Exercise aim:
Scan the lines below for the string "this" and report how many lines contain it, giving only the number.

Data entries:
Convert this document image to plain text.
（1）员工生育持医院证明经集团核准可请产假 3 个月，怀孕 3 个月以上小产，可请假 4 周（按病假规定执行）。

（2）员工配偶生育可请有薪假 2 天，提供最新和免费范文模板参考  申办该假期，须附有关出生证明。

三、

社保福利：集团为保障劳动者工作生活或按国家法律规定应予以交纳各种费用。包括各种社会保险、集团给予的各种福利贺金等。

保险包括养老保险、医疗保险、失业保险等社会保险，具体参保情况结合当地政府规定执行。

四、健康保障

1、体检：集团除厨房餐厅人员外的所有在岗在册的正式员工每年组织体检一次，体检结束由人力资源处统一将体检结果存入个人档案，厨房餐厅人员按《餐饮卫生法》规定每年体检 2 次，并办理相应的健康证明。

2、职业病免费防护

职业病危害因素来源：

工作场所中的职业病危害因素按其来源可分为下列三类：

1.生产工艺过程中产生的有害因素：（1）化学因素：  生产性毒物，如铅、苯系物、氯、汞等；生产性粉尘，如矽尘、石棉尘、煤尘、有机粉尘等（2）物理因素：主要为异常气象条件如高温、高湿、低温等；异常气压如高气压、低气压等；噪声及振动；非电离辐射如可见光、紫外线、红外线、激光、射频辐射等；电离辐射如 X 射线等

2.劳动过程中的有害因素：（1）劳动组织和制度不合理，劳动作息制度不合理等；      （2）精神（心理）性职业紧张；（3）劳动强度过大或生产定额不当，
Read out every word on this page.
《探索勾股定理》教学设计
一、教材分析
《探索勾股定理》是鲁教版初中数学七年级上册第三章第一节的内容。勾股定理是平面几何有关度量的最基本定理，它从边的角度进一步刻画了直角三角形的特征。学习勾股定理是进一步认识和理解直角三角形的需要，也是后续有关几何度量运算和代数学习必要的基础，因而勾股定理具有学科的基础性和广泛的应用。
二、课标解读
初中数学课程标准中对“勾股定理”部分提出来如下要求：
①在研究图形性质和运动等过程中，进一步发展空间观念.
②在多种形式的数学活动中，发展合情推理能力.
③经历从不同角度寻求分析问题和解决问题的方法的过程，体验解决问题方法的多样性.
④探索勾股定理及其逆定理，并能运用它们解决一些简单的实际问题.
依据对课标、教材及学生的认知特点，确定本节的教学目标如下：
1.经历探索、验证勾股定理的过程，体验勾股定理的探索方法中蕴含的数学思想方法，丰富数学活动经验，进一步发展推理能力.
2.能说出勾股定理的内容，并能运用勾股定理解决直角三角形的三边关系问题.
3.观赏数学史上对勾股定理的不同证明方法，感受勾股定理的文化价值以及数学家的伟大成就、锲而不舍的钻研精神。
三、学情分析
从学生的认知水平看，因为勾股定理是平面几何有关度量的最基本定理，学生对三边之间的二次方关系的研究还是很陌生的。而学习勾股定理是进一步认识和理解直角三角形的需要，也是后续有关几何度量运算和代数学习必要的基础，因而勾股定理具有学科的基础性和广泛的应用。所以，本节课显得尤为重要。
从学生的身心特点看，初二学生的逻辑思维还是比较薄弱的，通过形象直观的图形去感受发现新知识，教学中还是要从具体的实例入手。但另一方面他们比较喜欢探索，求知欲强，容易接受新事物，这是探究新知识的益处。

Written response:
2